__PROBLEM STATEMENT__. Where a line in the listing contains the string "price", copy that line out.

__MATERIAL FOR THIS EXERCISE__.
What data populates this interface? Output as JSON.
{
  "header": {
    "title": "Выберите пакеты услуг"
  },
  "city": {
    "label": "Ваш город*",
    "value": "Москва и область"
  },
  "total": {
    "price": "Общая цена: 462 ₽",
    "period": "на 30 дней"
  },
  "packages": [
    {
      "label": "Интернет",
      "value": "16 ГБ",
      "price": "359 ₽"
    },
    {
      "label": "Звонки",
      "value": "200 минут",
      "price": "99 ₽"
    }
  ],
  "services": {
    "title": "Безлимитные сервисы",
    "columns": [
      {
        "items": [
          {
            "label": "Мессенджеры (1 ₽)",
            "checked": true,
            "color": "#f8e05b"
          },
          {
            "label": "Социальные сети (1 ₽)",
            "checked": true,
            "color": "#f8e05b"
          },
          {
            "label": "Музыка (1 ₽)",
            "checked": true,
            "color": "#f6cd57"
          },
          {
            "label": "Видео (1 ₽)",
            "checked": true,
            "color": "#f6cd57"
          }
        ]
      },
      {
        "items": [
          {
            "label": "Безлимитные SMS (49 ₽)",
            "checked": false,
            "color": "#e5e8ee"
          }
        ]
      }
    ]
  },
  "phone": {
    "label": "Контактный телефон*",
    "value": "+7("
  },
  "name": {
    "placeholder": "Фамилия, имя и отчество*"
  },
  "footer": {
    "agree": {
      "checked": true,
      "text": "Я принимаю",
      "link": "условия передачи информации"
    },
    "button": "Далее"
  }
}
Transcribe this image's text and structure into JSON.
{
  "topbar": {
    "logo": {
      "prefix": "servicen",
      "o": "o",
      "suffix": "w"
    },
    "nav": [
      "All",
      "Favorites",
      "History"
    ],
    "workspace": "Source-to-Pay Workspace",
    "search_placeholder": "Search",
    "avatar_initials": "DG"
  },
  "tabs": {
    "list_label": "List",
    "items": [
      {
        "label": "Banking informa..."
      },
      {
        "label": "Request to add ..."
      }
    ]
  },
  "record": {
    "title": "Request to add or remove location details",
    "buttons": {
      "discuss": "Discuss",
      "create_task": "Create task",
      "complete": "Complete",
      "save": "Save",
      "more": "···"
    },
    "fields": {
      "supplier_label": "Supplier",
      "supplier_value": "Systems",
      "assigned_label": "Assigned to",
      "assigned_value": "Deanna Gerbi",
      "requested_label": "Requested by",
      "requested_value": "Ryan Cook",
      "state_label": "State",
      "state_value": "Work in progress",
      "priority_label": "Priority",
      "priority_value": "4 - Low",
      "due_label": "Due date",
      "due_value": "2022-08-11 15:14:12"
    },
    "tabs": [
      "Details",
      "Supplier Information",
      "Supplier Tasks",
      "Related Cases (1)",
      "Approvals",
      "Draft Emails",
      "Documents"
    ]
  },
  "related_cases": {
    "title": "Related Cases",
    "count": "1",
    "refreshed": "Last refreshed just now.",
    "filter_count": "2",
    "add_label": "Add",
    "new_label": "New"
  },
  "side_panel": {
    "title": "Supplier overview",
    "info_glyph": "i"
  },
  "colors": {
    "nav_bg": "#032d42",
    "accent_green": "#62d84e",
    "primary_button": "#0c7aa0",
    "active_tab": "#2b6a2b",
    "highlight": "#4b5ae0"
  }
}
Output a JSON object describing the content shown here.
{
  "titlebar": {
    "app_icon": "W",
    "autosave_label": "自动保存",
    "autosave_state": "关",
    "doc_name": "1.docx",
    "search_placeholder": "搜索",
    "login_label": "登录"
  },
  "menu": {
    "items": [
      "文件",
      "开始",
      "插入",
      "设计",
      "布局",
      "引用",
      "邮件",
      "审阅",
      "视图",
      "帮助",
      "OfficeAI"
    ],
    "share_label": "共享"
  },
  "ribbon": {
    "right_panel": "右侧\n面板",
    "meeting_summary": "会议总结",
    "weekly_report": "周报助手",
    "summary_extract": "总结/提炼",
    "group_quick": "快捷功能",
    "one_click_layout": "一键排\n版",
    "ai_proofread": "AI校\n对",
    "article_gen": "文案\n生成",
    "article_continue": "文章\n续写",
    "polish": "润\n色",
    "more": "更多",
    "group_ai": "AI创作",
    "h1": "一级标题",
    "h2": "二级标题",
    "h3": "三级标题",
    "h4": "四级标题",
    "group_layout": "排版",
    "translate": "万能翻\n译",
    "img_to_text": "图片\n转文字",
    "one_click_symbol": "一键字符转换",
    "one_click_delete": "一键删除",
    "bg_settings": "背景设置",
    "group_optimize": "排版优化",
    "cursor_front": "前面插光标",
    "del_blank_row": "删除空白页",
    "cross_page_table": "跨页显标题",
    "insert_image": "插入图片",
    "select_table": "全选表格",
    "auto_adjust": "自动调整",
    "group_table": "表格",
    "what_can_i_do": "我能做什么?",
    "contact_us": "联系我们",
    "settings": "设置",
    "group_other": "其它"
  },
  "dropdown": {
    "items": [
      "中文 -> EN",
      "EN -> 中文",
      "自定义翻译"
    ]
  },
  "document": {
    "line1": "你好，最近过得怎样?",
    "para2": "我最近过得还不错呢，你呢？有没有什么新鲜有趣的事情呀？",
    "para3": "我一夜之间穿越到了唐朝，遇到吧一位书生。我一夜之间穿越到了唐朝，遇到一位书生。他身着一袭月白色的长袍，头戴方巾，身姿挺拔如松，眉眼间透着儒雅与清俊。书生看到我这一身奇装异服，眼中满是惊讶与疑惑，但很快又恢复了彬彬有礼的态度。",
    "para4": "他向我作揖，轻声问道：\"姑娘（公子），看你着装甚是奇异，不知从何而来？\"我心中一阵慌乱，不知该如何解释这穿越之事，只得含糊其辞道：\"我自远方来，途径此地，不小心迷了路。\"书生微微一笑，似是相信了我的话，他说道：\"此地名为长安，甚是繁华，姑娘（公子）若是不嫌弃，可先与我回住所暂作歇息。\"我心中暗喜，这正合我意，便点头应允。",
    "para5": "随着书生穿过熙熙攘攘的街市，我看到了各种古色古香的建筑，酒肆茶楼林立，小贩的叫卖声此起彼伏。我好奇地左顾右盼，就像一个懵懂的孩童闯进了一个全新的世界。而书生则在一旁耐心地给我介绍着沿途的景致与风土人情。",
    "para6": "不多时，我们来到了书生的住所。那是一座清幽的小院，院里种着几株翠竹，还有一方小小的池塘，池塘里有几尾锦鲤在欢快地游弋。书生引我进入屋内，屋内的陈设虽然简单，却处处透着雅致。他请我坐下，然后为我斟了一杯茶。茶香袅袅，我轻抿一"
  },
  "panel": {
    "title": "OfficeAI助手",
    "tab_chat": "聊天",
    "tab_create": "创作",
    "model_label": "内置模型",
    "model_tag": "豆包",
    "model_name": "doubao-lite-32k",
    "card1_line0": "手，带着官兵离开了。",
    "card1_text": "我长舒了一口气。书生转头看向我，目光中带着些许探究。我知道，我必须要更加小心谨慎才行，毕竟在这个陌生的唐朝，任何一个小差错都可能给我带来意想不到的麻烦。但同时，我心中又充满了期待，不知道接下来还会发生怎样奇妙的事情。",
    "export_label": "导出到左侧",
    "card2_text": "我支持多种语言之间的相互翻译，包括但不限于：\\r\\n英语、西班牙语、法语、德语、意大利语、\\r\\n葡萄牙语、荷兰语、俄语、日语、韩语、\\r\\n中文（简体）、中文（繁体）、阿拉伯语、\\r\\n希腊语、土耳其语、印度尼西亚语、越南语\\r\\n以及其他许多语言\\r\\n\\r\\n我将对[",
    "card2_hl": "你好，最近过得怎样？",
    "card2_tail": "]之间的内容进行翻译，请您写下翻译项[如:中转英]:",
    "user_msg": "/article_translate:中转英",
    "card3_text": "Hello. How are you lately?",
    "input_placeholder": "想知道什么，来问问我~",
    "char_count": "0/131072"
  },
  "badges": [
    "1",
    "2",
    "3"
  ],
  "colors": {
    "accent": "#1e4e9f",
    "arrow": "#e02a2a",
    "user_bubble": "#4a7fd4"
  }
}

__SOLUTION__.
    "price": "Общая цена: 462 ₽",
      "price": "359 ₽"
      "price": "99 ₽"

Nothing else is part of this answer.